Uno de los más graves es el abuso actual de la tecnología, la triste virtualización de la vida. Engañados por manipulaciones de efecto asegurado porque interpelan a lo más hondo de nuestra psicología, como son la necesidad de aceptación social y de relevancia y el gusto por la inmediatez, estamos a merced de cualquier propuesta de unas pocas grandes empresas.
Con la tecnología, y ante la impresión (y no precisión, pues son muchos los estudios que avalan lo contrario) de que ha de ser magnífica herramienta para el desarrollo cognitivo, neutralizamos a los niños y les alejamos del tacto, del tiempo perdido, largo y luminoso de la infancia. Es urgente la racionalización del uso de la tecnología en los centros de formación presenciales, en escuelas y universidades. Con la soberbia conciencia de ser sociedades altamente desarrolladas, se asiste con indignación personal, pero impavidez general, a las situaciones de acoso y de generalizada alta presión a la que queda sometida la juventud a través de la omnipresencia de las pantallas y las redes sociales, y a la radical dispersión que producen en la atención de los alumnos universitarios. ¿Cómo en ese contexto va a florecer la alfabetización, sin sosiego intelectual?
En gran medida alejados de esta preocupación, en algunos centros universitarios se debate y reduce el peso del estudio de la lengua y la literatura, privilegiando con acrítica ligereza, esto es, con analfabetismo, la sofisticación de lo nuevo, la herramienta digital y la internacionalización como criterio en sí mismo. He aquí uno de los puntos de apoyo más asentados del nuevo analfabetismo: el pragmatismo extremo. ¡Quién tuviera delante, y dentro de sí, la sabiduría iletrada de Sancho Panza y no un resabiado pragmatismo, alejado de todo lo esencial, de toda poesía y sutilidad! La eficacia como único criterio principal ha matado en muchos asuntos la pasión y la épica, degradándolos y haciendo que en última instancia pierdan interés, lo que, paradójicamente, no es eficaz. La universidad se profesionaliza y se concentra en la utilidad práctica y no en la aparente inutilidad del saber por el saber, del saber por el placer. El placer está significativamente desterrado de muchos planes de estudio, y ésta es tal vez una de las razones de la desafección del alumnado.

[Extracto de origen]
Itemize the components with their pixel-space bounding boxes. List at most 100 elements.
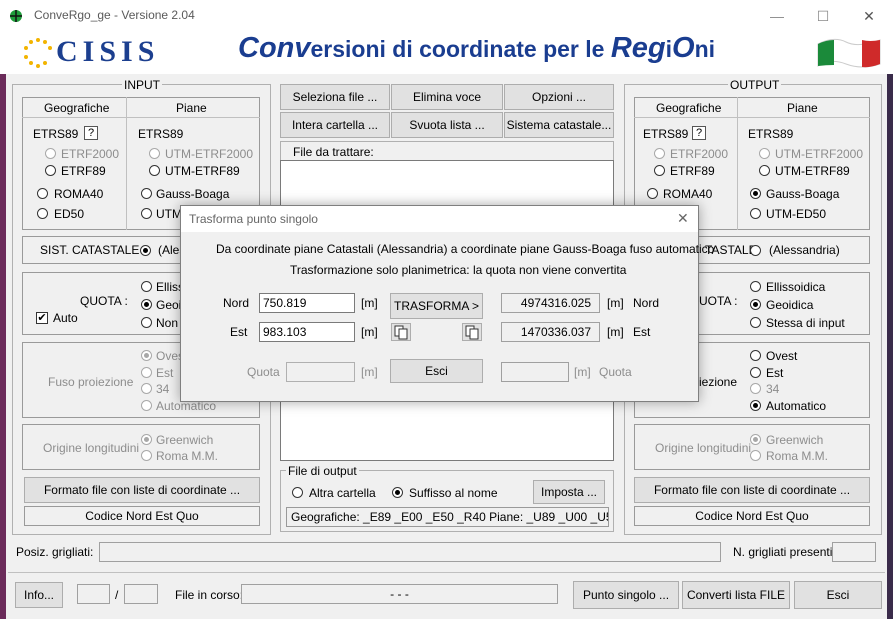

[Objetivo]
Responde estas preguntas sobre el fragmento, cada una en su línea:
(a) ¿En qué lugares considera urgente racionalizar el uso de la tecnología?
(b) ¿Qué personaje se cita por su sabiduría iletrada?
(c) ¿Qué señala como tal vez una de las razones de la desafección del alumnado?

[Respuesta escrita]
(a) En los centros de formación presenciales, en escuelas y universidades.
(b) Sancho Panza.
(c) Que el placer está significativamente desterrado de muchos planes de estudio.